Problem to solve -
Every line below must be reproduced exactly. Copy them all.

● ● ● ● ●

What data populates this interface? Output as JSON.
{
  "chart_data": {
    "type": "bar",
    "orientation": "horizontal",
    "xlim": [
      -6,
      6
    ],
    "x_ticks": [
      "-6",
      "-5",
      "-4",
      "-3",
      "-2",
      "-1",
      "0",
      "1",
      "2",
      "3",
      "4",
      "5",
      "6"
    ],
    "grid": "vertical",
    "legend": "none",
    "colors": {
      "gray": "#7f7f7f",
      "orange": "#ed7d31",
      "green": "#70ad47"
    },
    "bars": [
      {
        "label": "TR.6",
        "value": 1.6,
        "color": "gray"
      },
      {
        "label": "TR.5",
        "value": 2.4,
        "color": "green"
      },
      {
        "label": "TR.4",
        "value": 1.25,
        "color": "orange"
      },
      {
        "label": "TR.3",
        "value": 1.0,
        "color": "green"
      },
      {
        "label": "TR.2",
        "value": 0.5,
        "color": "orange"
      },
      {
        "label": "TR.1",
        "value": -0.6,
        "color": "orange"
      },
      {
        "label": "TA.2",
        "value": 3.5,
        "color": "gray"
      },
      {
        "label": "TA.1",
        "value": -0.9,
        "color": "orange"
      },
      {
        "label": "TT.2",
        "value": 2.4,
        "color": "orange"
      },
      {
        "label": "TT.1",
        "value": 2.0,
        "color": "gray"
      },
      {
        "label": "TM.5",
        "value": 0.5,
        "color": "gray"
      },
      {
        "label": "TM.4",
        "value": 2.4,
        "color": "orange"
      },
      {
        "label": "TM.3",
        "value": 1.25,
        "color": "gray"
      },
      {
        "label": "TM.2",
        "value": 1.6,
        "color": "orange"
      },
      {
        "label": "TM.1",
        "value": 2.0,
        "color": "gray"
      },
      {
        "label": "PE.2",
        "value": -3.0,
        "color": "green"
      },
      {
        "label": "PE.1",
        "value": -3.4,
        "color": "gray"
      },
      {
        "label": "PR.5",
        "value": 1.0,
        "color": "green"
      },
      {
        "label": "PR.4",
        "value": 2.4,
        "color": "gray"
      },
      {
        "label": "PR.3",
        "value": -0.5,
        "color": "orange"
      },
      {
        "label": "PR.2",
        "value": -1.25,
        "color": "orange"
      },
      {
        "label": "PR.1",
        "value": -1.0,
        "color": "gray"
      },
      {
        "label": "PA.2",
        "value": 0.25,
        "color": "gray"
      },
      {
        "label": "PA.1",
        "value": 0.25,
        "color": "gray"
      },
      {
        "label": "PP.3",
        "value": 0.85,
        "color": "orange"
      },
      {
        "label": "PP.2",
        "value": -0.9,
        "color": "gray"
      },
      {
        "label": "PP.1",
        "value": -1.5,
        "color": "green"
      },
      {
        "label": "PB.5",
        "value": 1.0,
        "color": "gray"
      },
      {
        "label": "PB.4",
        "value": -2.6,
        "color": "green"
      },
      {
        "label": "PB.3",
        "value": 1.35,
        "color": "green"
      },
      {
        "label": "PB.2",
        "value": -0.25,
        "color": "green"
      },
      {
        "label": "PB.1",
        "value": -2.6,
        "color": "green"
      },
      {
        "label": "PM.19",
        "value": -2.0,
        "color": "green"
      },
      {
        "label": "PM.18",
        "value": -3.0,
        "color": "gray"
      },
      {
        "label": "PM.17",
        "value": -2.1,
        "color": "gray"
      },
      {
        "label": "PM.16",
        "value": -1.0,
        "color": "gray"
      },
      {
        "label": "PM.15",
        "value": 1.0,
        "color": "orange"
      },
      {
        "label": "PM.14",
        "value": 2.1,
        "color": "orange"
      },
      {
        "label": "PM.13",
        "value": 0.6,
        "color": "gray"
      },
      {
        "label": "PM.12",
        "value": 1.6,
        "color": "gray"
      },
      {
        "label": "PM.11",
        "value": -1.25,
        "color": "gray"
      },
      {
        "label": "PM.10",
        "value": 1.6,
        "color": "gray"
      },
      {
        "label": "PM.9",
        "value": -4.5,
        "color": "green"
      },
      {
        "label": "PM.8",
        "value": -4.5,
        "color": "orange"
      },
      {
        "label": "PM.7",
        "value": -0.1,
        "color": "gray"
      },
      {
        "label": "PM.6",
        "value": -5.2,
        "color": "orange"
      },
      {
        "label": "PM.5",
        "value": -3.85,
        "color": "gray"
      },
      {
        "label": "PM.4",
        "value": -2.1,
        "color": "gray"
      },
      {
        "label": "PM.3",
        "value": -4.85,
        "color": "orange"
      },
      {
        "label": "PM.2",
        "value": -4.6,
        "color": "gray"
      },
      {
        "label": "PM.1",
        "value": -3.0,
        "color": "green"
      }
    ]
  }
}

● ● ● ● ●

Full solution -
What data populates this interface? Output as JSON.
{
  "chart_data": {
    "type": "bar",
    "orientation": "horizontal",
    "xlim": [
      -6,
      6
    ],
    "x_ticks": [
      "-6",
      "-5",
      "-4",
      "-3",
      "-2",
      "-1",
      "0",
      "1",
      "2",
      "3",
      "4",
      "5",
      "6"
    ],
    "grid": "vertical",
    "legend": "none",
    "colors": {
      "gray": "#7f7f7f",
      "orange": "#ed7d31",
      "green": "#70ad47"
    },
    "bars": [
      {
        "label": "TR.6",
        "value": 1.6,
        "color": "gray"
      },
      {
        "label": "TR.5",
        "value": 2.4,
        "color": "green"
      },
      {
        "label": "TR.4",
        "value": 1.25,
        "color": "orange"
      },
      {
        "label": "TR.3",
        "value": 1.0,
        "color": "green"
      },
      {
        "label": "TR.2",
        "value": 0.5,
        "color": "orange"
      },
      {
        "label": "TR.1",
        "value": -0.6,
        "color": "orange"
      },
      {
        "label": "TA.2",
        "value": 3.5,
        "color": "gray"
      },
      {
        "label": "TA.1",
        "value": -0.9,
        "color": "orange"
      },
      {
        "label": "TT.2",
        "value": 2.4,
        "color": "orange"
      },
      {
        "label": "TT.1",
        "value": 2.0,
        "color": "gray"
      },
      {
        "label": "TM.5",
        "value": 0.5,
        "color": "gray"
      },
      {
        "label": "TM.4",
        "value": 2.4,
        "color": "orange"
      },
      {
        "label": "TM.3",
        "value": 1.25,
        "color": "gray"
      },
      {
        "label": "TM.2",
        "value": 1.6,
        "color": "orange"
      },
      {
        "label": "TM.1",
        "value": 2.0,
        "color": "gray"
      },
      {
        "label": "PE.2",
        "value": -3.0,
        "color": "green"
      },
      {
        "label": "PE.1",
        "value": -3.4,
        "color": "gray"
      },
      {
        "label": "PR.5",
        "value": 1.0,
        "color": "green"
      },
      {
        "label": "PR.4",
        "value": 2.4,
        "color": "gray"
      },
      {
        "label": "PR.3",
        "value": -0.5,
        "color": "orange"
      },
      {
        "label": "PR.2",
        "value": -1.25,
        "color": "orange"
      },
      {
        "label": "PR.1",
        "value": -1.0,
        "color": "gray"
      },
      {
        "label": "PA.2",
        "value": 0.25,
        "color": "gray"
      },
      {
        "label": "PA.1",
        "value": 0.25,
        "color": "gray"
      },
      {
        "label": "PP.3",
        "value": 0.85,
        "color": "orange"
      },
      {
        "label": "PP.2",
        "value": -0.9,
        "color": "gray"
      },
      {
        "label": "PP.1",
        "value": -1.5,
        "color": "green"
      },
      {
        "label": "PB.5",
        "value": 1.0,
        "color": "gray"
      },
      {
        "label": "PB.4",
        "value": -2.6,
        "color": "green"
      },
      {
        "label": "PB.3",
        "value": 1.35,
        "color": "green"
      },
      {
        "label": "PB.2",
        "value": -0.25,
        "color": "green"
      },
      {
        "label": "PB.1",
        "value": -2.6,
        "color": "green"
      },
      {
        "label": "PM.19",
        "value": -2.0,
        "color": "green"
      },
      {
        "label": "PM.18",
        "value": -3.0,
        "color": "gray"
      },
      {
        "label": "PM.17",
        "value": -2.1,
        "color": "gray"
      },
      {
        "label": "PM.16",
        "value": -1.0,
        "color": "gray"
      },
      {
        "label": "PM.15",
        "value": 1.0,
        "color": "orange"
      },
      {
        "label": "PM.14",
        "value": 2.1,
        "color": "orange"
      },
      {
        "label": "PM.13",
        "value": 0.6,
        "color": "gray"
      },
      {
        "label": "PM.12",
        "value": 1.6,
        "color": "gray"
      },
      {
        "label": "PM.11",
        "value": -1.25,
        "color": "gray"
      },
      {
        "label": "PM.10",
        "value": 1.6,
        "color": "gray"
      },
      {
        "label": "PM.9",
        "value": -4.5,
        "color": "green"
      },
      {
        "label": "PM.8",
        "value": -4.5,
        "color": "orange"
      },
      {
        "label": "PM.7",
        "value": -0.1,
        "color": "gray"
      },
      {
        "label": "PM.6",
        "value": -5.2,
        "color": "orange"
      },
      {
        "label": "PM.5",
        "value": -3.85,
        "color": "gray"
      },
      {
        "label": "PM.4",
        "value": -2.1,
        "color": "gray"
      },
      {
        "label": "PM.3",
        "value": -4.85,
        "color": "orange"
      },
      {
        "label": "PM.2",
        "value": -4.6,
        "color": "gray"
      },
      {
        "label": "PM.1",
        "value": -3.0,
        "color": "green"
      }
    ]
  }
}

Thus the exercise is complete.